[Exercise goal] Copy out all the records, word for word.

[Record set]

···

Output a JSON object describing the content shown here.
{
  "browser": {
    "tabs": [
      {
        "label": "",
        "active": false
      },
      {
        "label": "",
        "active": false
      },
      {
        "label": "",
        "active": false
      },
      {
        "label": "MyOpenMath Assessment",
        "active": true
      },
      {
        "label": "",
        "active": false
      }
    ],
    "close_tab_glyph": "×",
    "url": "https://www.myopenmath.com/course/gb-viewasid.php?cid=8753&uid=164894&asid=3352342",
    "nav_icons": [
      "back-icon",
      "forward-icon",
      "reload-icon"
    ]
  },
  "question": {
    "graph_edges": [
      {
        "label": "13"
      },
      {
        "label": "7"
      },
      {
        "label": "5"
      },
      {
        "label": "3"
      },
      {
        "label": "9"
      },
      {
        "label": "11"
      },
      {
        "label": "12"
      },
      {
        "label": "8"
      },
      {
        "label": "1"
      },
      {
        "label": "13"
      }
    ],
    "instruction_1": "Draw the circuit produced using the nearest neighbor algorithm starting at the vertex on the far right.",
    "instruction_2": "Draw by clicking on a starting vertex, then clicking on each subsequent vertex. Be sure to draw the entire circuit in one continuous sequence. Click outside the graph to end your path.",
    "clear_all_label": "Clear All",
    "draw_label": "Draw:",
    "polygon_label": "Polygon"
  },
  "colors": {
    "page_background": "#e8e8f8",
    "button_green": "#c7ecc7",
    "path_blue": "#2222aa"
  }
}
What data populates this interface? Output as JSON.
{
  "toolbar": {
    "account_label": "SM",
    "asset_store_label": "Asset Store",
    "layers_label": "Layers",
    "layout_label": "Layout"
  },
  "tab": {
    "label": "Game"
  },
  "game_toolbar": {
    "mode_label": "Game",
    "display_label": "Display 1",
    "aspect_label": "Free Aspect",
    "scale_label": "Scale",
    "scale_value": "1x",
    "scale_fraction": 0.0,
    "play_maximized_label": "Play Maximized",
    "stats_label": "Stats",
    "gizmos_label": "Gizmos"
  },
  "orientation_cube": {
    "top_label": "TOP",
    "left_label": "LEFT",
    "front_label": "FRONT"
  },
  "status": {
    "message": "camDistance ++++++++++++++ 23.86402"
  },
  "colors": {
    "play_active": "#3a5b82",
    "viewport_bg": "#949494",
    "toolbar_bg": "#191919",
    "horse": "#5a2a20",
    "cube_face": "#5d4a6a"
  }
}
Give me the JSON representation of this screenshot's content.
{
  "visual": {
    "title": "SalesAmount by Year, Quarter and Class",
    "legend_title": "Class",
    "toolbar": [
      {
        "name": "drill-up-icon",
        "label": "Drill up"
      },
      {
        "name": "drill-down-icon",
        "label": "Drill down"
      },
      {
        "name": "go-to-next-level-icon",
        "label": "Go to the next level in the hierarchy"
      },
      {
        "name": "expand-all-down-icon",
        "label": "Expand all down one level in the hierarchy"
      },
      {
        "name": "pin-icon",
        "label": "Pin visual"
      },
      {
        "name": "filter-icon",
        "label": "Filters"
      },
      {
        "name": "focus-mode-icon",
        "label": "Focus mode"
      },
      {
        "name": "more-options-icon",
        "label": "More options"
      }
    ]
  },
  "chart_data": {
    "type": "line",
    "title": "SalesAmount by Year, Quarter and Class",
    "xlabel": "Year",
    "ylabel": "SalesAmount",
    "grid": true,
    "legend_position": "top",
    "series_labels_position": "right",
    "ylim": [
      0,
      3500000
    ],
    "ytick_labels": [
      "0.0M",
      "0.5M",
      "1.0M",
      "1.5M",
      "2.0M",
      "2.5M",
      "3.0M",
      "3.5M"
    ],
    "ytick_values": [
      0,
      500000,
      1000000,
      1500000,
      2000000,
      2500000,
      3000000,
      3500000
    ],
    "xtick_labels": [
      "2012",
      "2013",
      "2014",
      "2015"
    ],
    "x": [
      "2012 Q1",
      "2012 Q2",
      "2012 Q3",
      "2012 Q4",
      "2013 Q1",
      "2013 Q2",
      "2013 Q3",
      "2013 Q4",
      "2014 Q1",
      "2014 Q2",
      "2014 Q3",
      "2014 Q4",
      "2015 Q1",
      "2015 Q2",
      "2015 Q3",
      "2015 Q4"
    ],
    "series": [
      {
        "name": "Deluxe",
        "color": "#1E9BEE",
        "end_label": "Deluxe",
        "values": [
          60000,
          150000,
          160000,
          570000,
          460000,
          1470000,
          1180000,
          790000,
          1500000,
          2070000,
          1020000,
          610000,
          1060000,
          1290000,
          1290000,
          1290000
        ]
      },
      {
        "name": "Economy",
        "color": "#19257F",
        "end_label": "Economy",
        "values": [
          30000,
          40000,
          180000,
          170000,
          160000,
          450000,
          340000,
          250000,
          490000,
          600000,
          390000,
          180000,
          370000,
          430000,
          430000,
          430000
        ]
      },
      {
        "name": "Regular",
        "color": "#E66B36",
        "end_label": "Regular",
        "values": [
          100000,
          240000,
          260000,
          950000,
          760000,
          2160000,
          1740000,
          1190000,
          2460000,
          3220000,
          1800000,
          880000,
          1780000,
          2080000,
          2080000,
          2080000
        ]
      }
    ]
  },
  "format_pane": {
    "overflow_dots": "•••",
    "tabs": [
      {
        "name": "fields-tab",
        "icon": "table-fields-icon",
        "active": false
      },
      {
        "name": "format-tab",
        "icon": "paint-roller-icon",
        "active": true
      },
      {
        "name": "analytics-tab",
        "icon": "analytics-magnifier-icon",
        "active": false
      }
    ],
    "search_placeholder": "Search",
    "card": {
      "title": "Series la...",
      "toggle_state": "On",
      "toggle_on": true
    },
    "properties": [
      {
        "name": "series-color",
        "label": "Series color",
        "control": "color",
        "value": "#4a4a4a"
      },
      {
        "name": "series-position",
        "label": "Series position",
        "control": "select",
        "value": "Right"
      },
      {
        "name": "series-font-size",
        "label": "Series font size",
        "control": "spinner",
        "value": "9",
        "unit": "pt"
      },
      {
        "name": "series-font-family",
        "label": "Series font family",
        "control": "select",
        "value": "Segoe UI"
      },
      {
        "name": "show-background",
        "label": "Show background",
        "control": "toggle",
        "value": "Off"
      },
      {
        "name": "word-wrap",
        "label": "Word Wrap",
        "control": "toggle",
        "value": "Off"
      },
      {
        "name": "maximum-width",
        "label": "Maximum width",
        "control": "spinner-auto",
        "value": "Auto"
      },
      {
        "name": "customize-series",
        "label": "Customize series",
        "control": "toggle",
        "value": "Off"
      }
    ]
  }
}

···

[Solution below]
Output a JSON object describing the content shown here.
{
  "browser": {
    "tabs": [
      {
        "label": "",
        "active": false
      },
      {
        "label": "",
        "active": false
      },
      {
        "label": "",
        "active": false
      },
      {
        "label": "MyOpenMath Assessment",
        "active": true
      },
      {
        "label": "",
        "active": false
      }
    ],
    "close_tab_glyph": "×",
    "url": "https://www.myopenmath.com/course/gb-viewasid.php?cid=8753&uid=164894&asid=3352342",
    "nav_icons": [
      "back-icon",
      "forward-icon",
      "reload-icon"
    ]
  },
  "question": {
    "graph_edges": [
      {
        "label": "13"
      },
      {
        "label": "7"
      },
      {
        "label": "5"
      },
      {
        "label": "3"
      },
      {
        "label": "9"
      },
      {
        "label": "11"
      },
      {
        "label": "12"
      },
      {
        "label": "8"
      },
      {
        "label": "1"
      },
      {
        "label": "13"
      }
    ],
    "instruction_1": "Draw the circuit produced using the nearest neighbor algorithm starting at the vertex on the far right.",
    "instruction_2": "Draw by clicking on a starting vertex, then clicking on each subsequent vertex. Be sure to draw the entire circuit in one continuous sequence. Click outside the graph to end your path.",
    "clear_all_label": "Clear All",
    "draw_label": "Draw:",
    "polygon_label": "Polygon"
  },
  "colors": {
    "page_background": "#e8e8f8",
    "button_green": "#c7ecc7",
    "path_blue": "#2222aa"
  }
}
What data populates this interface? Output as JSON.
{
  "toolbar": {
    "account_label": "SM",
    "asset_store_label": "Asset Store",
    "layers_label": "Layers",
    "layout_label": "Layout"
  },
  "tab": {
    "label": "Game"
  },
  "game_toolbar": {
    "mode_label": "Game",
    "display_label": "Display 1",
    "aspect_label": "Free Aspect",
    "scale_label": "Scale",
    "scale_value": "1x",
    "scale_fraction": 0.0,
    "play_maximized_label": "Play Maximized",
    "stats_label": "Stats",
    "gizmos_label": "Gizmos"
  },
  "orientation_cube": {
    "top_label": "TOP",
    "left_label": "LEFT",
    "front_label": "FRONT"
  },
  "status": {
    "message": "camDistance ++++++++++++++ 23.86402"
  },
  "colors": {
    "play_active": "#3a5b82",
    "viewport_bg": "#949494",
    "toolbar_bg": "#191919",
    "horse": "#5a2a20",
    "cube_face": "#5d4a6a"
  }
}
Give me the JSON representation of this screenshot's content.
{
  "visual": {
    "title": "SalesAmount by Year, Quarter and Class",
    "legend_title": "Class",
    "toolbar": [
      {
        "name": "drill-up-icon",
        "label": "Drill up"
      },
      {
        "name": "drill-down-icon",
        "label": "Drill down"
      },
      {
        "name": "go-to-next-level-icon",
        "label": "Go to the next level in the hierarchy"
      },
      {
        "name": "expand-all-down-icon",
        "label": "Expand all down one level in the hierarchy"
      },
      {
        "name": "pin-icon",
        "label": "Pin visual"
      },
      {
        "name": "filter-icon",
        "label": "Filters"
      },
      {
        "name": "focus-mode-icon",
        "label": "Focus mode"
      },
      {
        "name": "more-options-icon",
        "label": "More options"
      }
    ]
  },
  "chart_data": {
    "type": "line",
    "title": "SalesAmount by Year, Quarter and Class",
    "xlabel": "Year",
    "ylabel": "SalesAmount",
    "grid": true,
    "legend_position": "top",
    "series_labels_position": "right",
    "ylim": [
      0,
      3500000
    ],
    "ytick_labels": [
      "0.0M",
      "0.5M",
      "1.0M",
      "1.5M",
      "2.0M",
      "2.5M",
      "3.0M",
      "3.5M"
    ],
    "ytick_values": [
      0,
      500000,
      1000000,
      1500000,
      2000000,
      2500000,
      3000000,
      3500000
    ],
    "xtick_labels": [
      "2012",
      "2013",
      "2014",
      "2015"
    ],
    "x": [
      "2012 Q1",
      "2012 Q2",
      "2012 Q3",
      "2012 Q4",
      "2013 Q1",
      "2013 Q2",
      "2013 Q3",
      "2013 Q4",
      "2014 Q1",
      "2014 Q2",
      "2014 Q3",
      "2014 Q4",
      "2015 Q1",
      "2015 Q2",
      "2015 Q3",
      "2015 Q4"
    ],
    "series": [
      {
        "name": "Deluxe",
        "color": "#1E9BEE",
        "end_label": "Deluxe",
        "values": [
          60000,
          150000,
          160000,
          570000,
          460000,
          1470000,
          1180000,
          790000,
          1500000,
          2070000,
          1020000,
          610000,
          1060000,
          1290000,
          1290000,
          1290000
        ]
      },
      {
        "name": "Economy",
        "color": "#19257F",
        "end_label": "Economy",
        "values": [
          30000,
          40000,
          180000,
          170000,
          160000,
          450000,
          340000,
          250000,
          490000,
          600000,
          390000,
          180000,
          370000,
          430000,
          430000,
          430000
        ]
      },
      {
        "name": "Regular",
        "color": "#E66B36",
        "end_label": "Regular",
        "values": [
          100000,
          240000,
          260000,
          950000,
          760000,
          2160000,
          1740000,
          1190000,
          2460000,
          3220000,
          1800000,
          880000,
          1780000,
          2080000,
          2080000,
          2080000
        ]
      }
    ]
  },
  "format_pane": {
    "overflow_dots": "•••",
    "tabs": [
      {
        "name": "fields-tab",
        "icon": "table-fields-icon",
        "active": false
      },
      {
        "name": "format-tab",
        "icon": "paint-roller-icon",
        "active": true
      },
      {
        "name": "analytics-tab",
        "icon": "analytics-magnifier-icon",
        "active": false
      }
    ],
    "search_placeholder": "Search",
    "card": {
      "title": "Series la...",
      "toggle_state": "On",
      "toggle_on": true
    },
    "properties": [
      {
        "name": "series-color",
        "label": "Series color",
        "control": "color",
        "value": "#4a4a4a"
      },
      {
        "name": "series-position",
        "label": "Series position",
        "control": "select",
        "value": "Right"
      },
      {
        "name": "series-font-size",
        "label": "Series font size",
        "control": "spinner",
        "value": "9",
        "unit": "pt"
      },
      {
        "name": "series-font-family",
        "label": "Series font family",
        "control": "select",
        "value": "Segoe UI"
      },
      {
        "name": "show-background",
        "label": "Show background",
        "control": "toggle",
        "value": "Off"
      },
      {
        "name": "word-wrap",
        "label": "Word Wrap",
        "control": "toggle",
        "value": "Off"
      },
      {
        "name": "maximum-width",
        "label": "Maximum width",
        "control": "spinner-auto",
        "value": "Auto"
      },
      {
        "name": "customize-series",
        "label": "Customize series",
        "control": "toggle",
        "value": "Off"
      }
    ]
  }
}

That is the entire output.